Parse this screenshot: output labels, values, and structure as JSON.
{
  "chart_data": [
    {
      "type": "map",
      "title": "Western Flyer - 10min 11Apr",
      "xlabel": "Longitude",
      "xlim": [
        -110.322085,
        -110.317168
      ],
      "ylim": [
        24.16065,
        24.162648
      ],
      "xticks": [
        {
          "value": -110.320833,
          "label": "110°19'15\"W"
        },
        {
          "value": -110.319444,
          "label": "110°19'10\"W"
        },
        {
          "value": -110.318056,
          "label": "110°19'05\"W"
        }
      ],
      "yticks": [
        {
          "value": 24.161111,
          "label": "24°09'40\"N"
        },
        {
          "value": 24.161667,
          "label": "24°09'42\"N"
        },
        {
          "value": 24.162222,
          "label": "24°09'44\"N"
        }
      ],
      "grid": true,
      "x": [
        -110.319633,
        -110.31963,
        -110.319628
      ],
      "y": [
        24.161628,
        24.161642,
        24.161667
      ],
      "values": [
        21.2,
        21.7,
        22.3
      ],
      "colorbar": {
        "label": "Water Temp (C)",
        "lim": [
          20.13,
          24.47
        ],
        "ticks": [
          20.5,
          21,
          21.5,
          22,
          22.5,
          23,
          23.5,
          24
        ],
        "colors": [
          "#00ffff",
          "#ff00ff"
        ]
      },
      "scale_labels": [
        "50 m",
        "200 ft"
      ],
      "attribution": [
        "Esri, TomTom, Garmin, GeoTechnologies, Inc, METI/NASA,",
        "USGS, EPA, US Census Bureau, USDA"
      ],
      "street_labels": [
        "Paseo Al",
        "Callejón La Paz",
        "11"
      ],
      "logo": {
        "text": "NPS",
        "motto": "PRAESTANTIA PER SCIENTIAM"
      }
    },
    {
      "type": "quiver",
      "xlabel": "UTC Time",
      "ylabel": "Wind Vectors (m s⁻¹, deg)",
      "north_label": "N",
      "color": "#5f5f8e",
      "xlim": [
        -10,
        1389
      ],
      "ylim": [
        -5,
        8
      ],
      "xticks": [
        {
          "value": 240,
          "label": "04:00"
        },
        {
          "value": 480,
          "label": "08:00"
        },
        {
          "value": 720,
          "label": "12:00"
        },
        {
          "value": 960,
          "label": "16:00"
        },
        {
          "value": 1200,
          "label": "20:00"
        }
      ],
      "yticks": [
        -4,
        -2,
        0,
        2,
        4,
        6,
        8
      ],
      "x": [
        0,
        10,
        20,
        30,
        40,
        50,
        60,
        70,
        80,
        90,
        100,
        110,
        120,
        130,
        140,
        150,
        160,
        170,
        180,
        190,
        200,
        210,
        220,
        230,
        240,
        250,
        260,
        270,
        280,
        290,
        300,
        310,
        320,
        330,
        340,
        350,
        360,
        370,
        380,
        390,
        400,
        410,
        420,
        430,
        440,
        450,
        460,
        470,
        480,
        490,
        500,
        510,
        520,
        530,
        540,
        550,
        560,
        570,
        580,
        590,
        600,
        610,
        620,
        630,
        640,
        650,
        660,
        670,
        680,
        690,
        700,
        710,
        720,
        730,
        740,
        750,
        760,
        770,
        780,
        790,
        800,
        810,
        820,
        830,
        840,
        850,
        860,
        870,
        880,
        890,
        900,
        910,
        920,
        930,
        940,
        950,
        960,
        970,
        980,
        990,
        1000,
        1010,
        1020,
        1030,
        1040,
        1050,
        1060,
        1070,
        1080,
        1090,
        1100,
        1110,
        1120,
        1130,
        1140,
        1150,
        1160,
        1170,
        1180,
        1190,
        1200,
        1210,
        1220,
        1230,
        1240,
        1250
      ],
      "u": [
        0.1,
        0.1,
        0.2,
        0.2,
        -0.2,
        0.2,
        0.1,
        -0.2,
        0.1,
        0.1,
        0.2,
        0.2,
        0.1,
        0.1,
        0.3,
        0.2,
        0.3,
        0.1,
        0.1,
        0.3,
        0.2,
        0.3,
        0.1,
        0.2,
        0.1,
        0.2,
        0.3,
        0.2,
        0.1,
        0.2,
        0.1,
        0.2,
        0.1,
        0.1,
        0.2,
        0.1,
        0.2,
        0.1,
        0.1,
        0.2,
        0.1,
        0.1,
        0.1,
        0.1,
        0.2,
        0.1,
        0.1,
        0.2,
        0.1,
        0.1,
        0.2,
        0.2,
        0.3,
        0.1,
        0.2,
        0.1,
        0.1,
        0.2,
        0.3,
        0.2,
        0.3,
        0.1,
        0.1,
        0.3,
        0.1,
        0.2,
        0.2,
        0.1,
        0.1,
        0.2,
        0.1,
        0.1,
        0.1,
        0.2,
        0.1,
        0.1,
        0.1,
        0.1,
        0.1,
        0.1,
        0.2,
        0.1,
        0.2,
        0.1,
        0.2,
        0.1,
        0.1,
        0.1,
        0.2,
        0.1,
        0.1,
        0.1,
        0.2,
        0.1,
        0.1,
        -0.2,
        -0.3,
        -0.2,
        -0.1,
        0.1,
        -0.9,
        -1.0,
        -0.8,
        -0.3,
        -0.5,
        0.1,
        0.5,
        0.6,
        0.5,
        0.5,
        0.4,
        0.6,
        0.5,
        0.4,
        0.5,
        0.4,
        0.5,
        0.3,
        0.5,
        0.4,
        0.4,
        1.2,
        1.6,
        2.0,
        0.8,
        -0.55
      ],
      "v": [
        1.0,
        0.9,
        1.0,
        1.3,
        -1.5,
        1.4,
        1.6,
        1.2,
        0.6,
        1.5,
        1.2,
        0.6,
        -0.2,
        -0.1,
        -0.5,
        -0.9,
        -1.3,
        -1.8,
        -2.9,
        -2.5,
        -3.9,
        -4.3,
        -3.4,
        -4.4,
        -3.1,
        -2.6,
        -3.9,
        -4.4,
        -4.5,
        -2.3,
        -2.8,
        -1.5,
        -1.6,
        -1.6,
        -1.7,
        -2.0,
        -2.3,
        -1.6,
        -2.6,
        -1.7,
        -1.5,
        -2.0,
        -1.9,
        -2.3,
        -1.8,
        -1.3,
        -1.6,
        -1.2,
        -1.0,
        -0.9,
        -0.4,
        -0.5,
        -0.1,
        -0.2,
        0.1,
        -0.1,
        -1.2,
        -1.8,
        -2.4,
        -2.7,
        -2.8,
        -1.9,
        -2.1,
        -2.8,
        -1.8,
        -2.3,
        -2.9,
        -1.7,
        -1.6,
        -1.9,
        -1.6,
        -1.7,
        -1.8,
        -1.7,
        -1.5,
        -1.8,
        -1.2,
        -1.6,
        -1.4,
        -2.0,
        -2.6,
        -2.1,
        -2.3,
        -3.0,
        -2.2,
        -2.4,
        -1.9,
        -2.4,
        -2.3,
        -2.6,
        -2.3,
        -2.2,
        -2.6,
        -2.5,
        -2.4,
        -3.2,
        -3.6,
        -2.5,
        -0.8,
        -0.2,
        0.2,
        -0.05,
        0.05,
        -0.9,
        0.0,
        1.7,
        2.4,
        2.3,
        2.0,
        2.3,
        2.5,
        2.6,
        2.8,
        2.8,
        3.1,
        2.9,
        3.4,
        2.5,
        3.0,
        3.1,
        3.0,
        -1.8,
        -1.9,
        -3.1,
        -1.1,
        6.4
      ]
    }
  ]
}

- Short problem
Everything in the listing above should be restated exactly.

- Solution
Parse this screenshot: output labels, values, and structure as JSON.
{
  "chart_data": [
    {
      "type": "map",
      "title": "Western Flyer - 10min 11Apr",
      "xlabel": "Longitude",
      "xlim": [
        -110.322085,
        -110.317168
      ],
      "ylim": [
        24.16065,
        24.162648
      ],
      "xticks": [
        {
          "value": -110.320833,
          "label": "110°19'15\"W"
        },
        {
          "value": -110.319444,
          "label": "110°19'10\"W"
        },
        {
          "value": -110.318056,
          "label": "110°19'05\"W"
        }
      ],
      "yticks": [
        {
          "value": 24.161111,
          "label": "24°09'40\"N"
        },
        {
          "value": 24.161667,
          "label": "24°09'42\"N"
        },
        {
          "value": 24.162222,
          "label": "24°09'44\"N"
        }
      ],
      "grid": true,
      "x": [
        -110.319633,
        -110.31963,
        -110.319628
      ],
      "y": [
        24.161628,
        24.161642,
        24.161667
      ],
      "values": [
        21.2,
        21.7,
        22.3
      ],
      "colorbar": {
        "label": "Water Temp (C)",
        "lim": [
          20.13,
          24.47
        ],
        "ticks": [
          20.5,
          21,
          21.5,
          22,
          22.5,
          23,
          23.5,
          24
        ],
        "colors": [
          "#00ffff",
          "#ff00ff"
        ]
      },
      "scale_labels": [
        "50 m",
        "200 ft"
      ],
      "attribution": [
        "Esri, TomTom, Garmin, GeoTechnologies, Inc, METI/NASA,",
        "USGS, EPA, US Census Bureau, USDA"
      ],
      "street_labels": [
        "Paseo Al",
        "Callejón La Paz",
        "11"
      ],
      "logo": {
        "text": "NPS",
        "motto": "PRAESTANTIA PER SCIENTIAM"
      }
    },
    {
      "type": "quiver",
      "xlabel": "UTC Time",
      "ylabel": "Wind Vectors (m s⁻¹, deg)",
      "north_label": "N",
      "color": "#5f5f8e",
      "xlim": [
        -10,
        1389
      ],
      "ylim": [
        -5,
        8
      ],
      "xticks": [
        {
          "value": 240,
          "label": "04:00"
        },
        {
          "value": 480,
          "label": "08:00"
        },
        {
          "value": 720,
          "label": "12:00"
        },
        {
          "value": 960,
          "label": "16:00"
        },
        {
          "value": 1200,
          "label": "20:00"
        }
      ],
      "yticks": [
        -4,
        -2,
        0,
        2,
        4,
        6,
        8
      ],
      "x": [
        0,
        10,
        20,
        30,
        40,
        50,
        60,
        70,
        80,
        90,
        100,
        110,
        120,
        130,
        140,
        150,
        160,
        170,
        180,
        190,
        200,
        210,
        220,
        230,
        240,
        250,
        260,
        270,
        280,
        290,
        300,
        310,
        320,
        330,
        340,
        350,
        360,
        370,
        380,
        390,
        400,
        410,
        420,
        430,
        440,
        450,
        460,
        470,
        480,
        490,
        500,
        510,
        520,
        530,
        540,
        550,
        560,
        570,
        580,
        590,
        600,
        610,
        620,
        630,
        640,
        650,
        660,
        670,
        680,
        690,
        700,
        710,
        720,
        730,
        740,
        750,
        760,
        770,
        780,
        790,
        800,
        810,
        820,
        830,
        840,
        850,
        860,
        870,
        880,
        890,
        900,
        910,
        920,
        930,
        940,
        950,
        960,
        970,
        980,
        990,
        1000,
        1010,
        1020,
        1030,
        1040,
        1050,
        1060,
        1070,
        1080,
        1090,
        1100,
        1110,
        1120,
        1130,
        1140,
        1150,
        1160,
        1170,
        1180,
        1190,
        1200,
        1210,
        1220,
        1230,
        1240,
        1250
      ],
      "u": [
        0.1,
        0.1,
        0.2,
        0.2,
        -0.2,
        0.2,
        0.1,
        -0.2,
        0.1,
        0.1,
        0.2,
        0.2,
        0.1,
        0.1,
        0.3,
        0.2,
        0.3,
        0.1,
        0.1,
        0.3,
        0.2,
        0.3,
        0.1,
        0.2,
        0.1,
        0.2,
        0.3,
        0.2,
        0.1,
        0.2,
        0.1,
        0.2,
        0.1,
        0.1,
        0.2,
        0.1,
        0.2,
        0.1,
        0.1,
        0.2,
        0.1,
        0.1,
        0.1,
        0.1,
        0.2,
        0.1,
        0.1,
        0.2,
        0.1,
        0.1,
        0.2,
        0.2,
        0.3,
        0.1,
        0.2,
        0.1,
        0.1,
        0.2,
        0.3,
        0.2,
        0.3,
        0.1,
        0.1,
        0.3,
        0.1,
        0.2,
        0.2,
        0.1,
        0.1,
        0.2,
        0.1,
        0.1,
        0.1,
        0.2,
        0.1,
        0.1,
        0.1,
        0.1,
        0.1,
        0.1,
        0.2,
        0.1,
        0.2,
        0.1,
        0.2,
        0.1,
        0.1,
        0.1,
        0.2,
        0.1,
        0.1,
        0.1,
        0.2,
        0.1,
        0.1,
        -0.2,
        -0.3,
        -0.2,
        -0.1,
        0.1,
        -0.9,
        -1.0,
        -0.8,
        -0.3,
        -0.5,
        0.1,
        0.5,
        0.6,
        0.5,
        0.5,
        0.4,
        0.6,
        0.5,
        0.4,
        0.5,
        0.4,
        0.5,
        0.3,
        0.5,
        0.4,
        0.4,
        1.2,
        1.6,
        2.0,
        0.8,
        -0.55
      ],
      "v": [
        1.0,
        0.9,
        1.0,
        1.3,
        -1.5,
        1.4,
        1.6,
        1.2,
        0.6,
        1.5,
        1.2,
        0.6,
        -0.2,
        -0.1,
        -0.5,
        -0.9,
        -1.3,
        -1.8,
        -2.9,
        -2.5,
        -3.9,
        -4.3,
        -3.4,
        -4.4,
        -3.1,
        -2.6,
        -3.9,
        -4.4,
        -4.5,
        -2.3,
        -2.8,
        -1.5,
        -1.6,
        -1.6,
        -1.7,
        -2.0,
        -2.3,
        -1.6,
        -2.6,
        -1.7,
        -1.5,
        -2.0,
        -1.9,
        -2.3,
        -1.8,
        -1.3,
        -1.6,
        -1.2,
        -1.0,
        -0.9,
        -0.4,
        -0.5,
        -0.1,
        -0.2,
        0.1,
        -0.1,
        -1.2,
        -1.8,
        -2.4,
        -2.7,
        -2.8,
        -1.9,
        -2.1,
        -2.8,
        -1.8,
        -2.3,
        -2.9,
        -1.7,
        -1.6,
        -1.9,
        -1.6,
        -1.7,
        -1.8,
        -1.7,
        -1.5,
        -1.8,
        -1.2,
        -1.6,
        -1.4,
        -2.0,
        -2.6,
        -2.1,
        -2.3,
        -3.0,
        -2.2,
        -2.4,
        -1.9,
        -2.4,
        -2.3,
        -2.6,
        -2.3,
        -2.2,
        -2.6,
        -2.5,
        -2.4,
        -3.2,
        -3.6,
        -2.5,
        -0.8,
        -0.2,
        0.2,
        -0.05,
        0.05,
        -0.9,
        0.0,
        1.7,
        2.4,
        2.3,
        2.0,
        2.3,
        2.5,
        2.6,
        2.8,
        2.8,
        3.1,
        2.9,
        3.4,
        2.5,
        3.0,
        3.1,
        3.0,
        -1.8,
        -1.9,
        -3.1,
        -1.1,
        6.4
      ]
    }
  ]
}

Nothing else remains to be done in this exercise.